> _Written problem_: Which lines hold the string "efefef"? Copy every one of them.

> _Records for this exercise_:
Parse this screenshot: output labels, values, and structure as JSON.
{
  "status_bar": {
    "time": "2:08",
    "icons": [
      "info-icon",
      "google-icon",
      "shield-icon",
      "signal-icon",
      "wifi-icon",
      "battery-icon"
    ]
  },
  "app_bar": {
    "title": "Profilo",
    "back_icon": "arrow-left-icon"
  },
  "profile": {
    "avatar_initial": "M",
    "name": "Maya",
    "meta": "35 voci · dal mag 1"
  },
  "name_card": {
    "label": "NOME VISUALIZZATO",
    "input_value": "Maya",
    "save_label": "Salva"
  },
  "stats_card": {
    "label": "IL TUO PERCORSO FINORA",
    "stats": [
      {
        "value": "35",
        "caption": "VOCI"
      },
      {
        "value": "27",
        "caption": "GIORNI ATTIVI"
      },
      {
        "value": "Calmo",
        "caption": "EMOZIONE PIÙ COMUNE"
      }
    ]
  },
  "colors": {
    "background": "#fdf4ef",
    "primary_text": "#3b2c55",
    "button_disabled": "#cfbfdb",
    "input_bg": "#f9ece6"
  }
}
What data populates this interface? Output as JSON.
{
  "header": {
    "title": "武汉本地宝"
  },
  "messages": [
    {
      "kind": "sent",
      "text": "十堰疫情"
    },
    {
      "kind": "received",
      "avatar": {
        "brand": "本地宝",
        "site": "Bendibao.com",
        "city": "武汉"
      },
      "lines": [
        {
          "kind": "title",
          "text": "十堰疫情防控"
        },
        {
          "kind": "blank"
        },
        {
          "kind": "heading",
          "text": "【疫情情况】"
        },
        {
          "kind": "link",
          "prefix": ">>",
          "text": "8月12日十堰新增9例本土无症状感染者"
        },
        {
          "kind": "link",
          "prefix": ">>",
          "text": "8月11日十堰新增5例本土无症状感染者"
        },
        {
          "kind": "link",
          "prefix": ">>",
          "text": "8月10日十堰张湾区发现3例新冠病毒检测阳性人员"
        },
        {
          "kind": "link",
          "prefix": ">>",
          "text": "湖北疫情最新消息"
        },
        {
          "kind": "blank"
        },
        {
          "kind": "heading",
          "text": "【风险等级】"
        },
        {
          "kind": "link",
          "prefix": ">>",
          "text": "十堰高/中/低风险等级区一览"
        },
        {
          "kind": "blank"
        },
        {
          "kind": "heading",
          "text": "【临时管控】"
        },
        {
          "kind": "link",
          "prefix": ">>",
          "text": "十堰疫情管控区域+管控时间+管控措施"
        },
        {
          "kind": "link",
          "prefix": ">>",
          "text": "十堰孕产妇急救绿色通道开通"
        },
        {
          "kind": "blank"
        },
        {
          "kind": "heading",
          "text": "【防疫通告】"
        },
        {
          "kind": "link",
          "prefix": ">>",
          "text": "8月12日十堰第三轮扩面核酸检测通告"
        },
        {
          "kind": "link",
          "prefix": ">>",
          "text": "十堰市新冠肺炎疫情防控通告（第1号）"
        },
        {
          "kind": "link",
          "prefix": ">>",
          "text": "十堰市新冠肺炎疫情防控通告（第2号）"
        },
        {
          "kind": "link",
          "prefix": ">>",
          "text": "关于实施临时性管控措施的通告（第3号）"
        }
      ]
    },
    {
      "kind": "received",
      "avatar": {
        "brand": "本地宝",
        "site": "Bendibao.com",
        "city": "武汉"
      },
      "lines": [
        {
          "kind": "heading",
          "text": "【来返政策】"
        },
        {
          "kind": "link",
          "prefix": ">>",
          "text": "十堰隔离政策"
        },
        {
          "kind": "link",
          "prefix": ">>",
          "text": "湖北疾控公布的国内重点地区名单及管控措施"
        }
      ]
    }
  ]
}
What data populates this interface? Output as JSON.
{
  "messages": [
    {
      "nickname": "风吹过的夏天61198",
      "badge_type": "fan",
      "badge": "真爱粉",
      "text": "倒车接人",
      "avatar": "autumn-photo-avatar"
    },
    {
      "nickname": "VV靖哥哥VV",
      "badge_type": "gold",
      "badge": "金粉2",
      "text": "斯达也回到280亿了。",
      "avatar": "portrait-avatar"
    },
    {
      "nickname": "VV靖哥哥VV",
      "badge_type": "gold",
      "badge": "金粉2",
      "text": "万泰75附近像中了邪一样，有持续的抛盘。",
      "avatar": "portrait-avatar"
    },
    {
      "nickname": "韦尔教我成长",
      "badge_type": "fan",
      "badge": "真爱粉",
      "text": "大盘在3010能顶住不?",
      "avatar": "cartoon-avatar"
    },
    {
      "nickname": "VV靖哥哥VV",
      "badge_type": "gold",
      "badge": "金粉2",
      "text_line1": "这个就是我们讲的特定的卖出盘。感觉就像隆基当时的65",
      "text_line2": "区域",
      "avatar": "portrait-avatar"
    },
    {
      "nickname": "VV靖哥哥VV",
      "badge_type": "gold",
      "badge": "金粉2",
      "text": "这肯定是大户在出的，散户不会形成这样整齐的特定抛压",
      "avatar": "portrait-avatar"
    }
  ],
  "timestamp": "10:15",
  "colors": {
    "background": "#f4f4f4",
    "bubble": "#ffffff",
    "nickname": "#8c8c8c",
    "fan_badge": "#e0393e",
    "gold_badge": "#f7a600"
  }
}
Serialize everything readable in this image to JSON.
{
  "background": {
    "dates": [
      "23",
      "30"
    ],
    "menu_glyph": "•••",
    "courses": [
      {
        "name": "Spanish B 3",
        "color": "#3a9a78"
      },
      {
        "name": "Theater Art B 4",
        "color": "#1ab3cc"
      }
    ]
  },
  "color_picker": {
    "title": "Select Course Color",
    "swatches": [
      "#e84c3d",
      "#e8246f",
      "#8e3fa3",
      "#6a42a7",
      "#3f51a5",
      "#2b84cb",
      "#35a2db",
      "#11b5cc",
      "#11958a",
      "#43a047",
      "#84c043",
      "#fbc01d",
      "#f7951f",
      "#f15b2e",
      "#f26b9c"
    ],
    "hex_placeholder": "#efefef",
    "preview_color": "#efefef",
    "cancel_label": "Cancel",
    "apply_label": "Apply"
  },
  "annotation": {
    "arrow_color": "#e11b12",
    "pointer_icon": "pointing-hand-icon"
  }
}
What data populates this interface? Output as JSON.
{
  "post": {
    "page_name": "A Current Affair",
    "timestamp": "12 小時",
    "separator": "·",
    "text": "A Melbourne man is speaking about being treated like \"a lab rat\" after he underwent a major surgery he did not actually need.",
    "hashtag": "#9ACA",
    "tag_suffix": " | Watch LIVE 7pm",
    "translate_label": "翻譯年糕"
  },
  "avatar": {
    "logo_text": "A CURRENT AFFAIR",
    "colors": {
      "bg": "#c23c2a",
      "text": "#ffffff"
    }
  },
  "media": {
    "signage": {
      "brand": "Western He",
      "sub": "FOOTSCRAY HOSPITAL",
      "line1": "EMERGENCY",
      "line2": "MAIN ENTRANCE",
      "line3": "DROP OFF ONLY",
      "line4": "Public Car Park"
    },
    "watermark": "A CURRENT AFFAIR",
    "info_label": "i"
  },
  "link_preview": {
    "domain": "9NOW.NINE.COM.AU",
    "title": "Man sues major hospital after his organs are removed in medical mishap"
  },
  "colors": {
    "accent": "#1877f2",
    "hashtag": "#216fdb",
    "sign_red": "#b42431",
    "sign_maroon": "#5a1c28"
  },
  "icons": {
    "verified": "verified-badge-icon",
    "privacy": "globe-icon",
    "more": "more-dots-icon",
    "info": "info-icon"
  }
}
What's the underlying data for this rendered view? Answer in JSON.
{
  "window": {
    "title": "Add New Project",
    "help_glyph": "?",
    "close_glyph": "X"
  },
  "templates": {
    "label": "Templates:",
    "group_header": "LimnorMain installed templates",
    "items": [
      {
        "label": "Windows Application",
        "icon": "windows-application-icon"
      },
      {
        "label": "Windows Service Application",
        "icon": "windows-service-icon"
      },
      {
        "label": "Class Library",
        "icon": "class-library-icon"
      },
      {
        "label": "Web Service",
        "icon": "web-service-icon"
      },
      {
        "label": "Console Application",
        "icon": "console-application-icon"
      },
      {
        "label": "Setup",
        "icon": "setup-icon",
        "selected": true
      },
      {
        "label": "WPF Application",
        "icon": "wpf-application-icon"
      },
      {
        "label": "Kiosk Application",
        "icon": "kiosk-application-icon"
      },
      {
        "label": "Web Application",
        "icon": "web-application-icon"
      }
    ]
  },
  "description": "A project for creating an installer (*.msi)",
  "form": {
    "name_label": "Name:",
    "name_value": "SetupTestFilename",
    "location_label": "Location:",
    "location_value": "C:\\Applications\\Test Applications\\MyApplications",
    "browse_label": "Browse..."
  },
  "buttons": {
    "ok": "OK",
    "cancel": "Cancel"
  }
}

> _Expected output_:
    "hex_placeholder": "#efefef",
    "preview_color": "#efefef",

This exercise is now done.